• **RECORDS TO USE**:
━━━━━━━━

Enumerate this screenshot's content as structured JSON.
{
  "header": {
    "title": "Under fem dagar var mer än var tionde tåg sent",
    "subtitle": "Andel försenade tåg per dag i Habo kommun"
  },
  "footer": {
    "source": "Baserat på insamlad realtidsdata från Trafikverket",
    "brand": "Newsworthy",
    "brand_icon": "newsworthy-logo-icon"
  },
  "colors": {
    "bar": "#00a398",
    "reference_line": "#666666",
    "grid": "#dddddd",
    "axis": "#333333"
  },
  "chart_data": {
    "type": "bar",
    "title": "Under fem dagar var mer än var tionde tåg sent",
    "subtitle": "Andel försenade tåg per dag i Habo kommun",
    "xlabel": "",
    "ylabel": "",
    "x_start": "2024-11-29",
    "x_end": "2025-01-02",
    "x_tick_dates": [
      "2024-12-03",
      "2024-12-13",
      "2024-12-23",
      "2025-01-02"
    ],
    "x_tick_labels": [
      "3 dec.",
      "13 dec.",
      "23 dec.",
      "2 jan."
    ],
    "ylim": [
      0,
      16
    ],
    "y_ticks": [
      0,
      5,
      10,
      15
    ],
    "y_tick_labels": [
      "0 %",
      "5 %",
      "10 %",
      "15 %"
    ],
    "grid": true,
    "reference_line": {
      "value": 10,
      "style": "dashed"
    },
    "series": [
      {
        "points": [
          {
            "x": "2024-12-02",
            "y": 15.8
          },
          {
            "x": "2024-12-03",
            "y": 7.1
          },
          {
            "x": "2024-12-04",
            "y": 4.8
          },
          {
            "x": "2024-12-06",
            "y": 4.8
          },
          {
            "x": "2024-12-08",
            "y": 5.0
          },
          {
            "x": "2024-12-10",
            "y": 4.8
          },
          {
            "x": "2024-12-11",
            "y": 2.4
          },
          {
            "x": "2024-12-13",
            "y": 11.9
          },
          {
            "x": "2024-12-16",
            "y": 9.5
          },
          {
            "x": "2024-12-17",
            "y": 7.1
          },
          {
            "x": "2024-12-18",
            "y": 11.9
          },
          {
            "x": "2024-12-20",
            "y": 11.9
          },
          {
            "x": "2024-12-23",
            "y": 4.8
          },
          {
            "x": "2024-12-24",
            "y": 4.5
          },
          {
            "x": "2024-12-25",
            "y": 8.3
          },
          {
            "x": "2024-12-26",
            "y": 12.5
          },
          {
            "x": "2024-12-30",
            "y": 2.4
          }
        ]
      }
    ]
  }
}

━━━━━━━━

• **EXERCISE DESCRIPTION**:
Exactly as shown, repeat every record.

• **EXERCISE RESULT**:
Enumerate this screenshot's content as structured JSON.
{
  "header": {
    "title": "Under fem dagar var mer än var tionde tåg sent",
    "subtitle": "Andel försenade tåg per dag i Habo kommun"
  },
  "footer": {
    "source": "Baserat på insamlad realtidsdata från Trafikverket",
    "brand": "Newsworthy",
    "brand_icon": "newsworthy-logo-icon"
  },
  "colors": {
    "bar": "#00a398",
    "reference_line": "#666666",
    "grid": "#dddddd",
    "axis": "#333333"
  },
  "chart_data": {
    "type": "bar",
    "title": "Under fem dagar var mer än var tionde tåg sent",
    "subtitle": "Andel försenade tåg per dag i Habo kommun",
    "xlabel": "",
    "ylabel": "",
    "x_start": "2024-11-29",
    "x_end": "2025-01-02",
    "x_tick_dates": [
      "2024-12-03",
      "2024-12-13",
      "2024-12-23",
      "2025-01-02"
    ],
    "x_tick_labels": [
      "3 dec.",
      "13 dec.",
      "23 dec.",
      "2 jan."
    ],
    "ylim": [
      0,
      16
    ],
    "y_ticks": [
      0,
      5,
      10,
      15
    ],
    "y_tick_labels": [
      "0 %",
      "5 %",
      "10 %",
      "15 %"
    ],
    "grid": true,
    "reference_line": {
      "value": 10,
      "style": "dashed"
    },
    "series": [
      {
        "points": [
          {
            "x": "2024-12-02",
            "y": 15.8
          },
          {
            "x": "2024-12-03",
            "y": 7.1
          },
          {
            "x": "2024-12-04",
            "y": 4.8
          },
          {
            "x": "2024-12-06",
            "y": 4.8
          },
          {
            "x": "2024-12-08",
            "y": 5.0
          },
          {
            "x": "2024-12-10",
            "y": 4.8
          },
          {
            "x": "2024-12-11",
            "y": 2.4
          },
          {
            "x": "2024-12-13",
            "y": 11.9
          },
          {
            "x": "2024-12-16",
            "y": 9.5
          },
          {
            "x": "2024-12-17",
            "y": 7.1
          },
          {
            "x": "2024-12-18",
            "y": 11.9
          },
          {
            "x": "2024-12-20",
            "y": 11.9
          },
          {
            "x": "2024-12-23",
            "y": 4.8
          },
          {
            "x": "2024-12-24",
            "y": 4.5
          },
          {
            "x": "2024-12-25",
            "y": 8.3
          },
          {
            "x": "2024-12-26",
            "y": 12.5
          },
          {
            "x": "2024-12-30",
            "y": 2.4
          }
        ]
      }
    ]
  }
}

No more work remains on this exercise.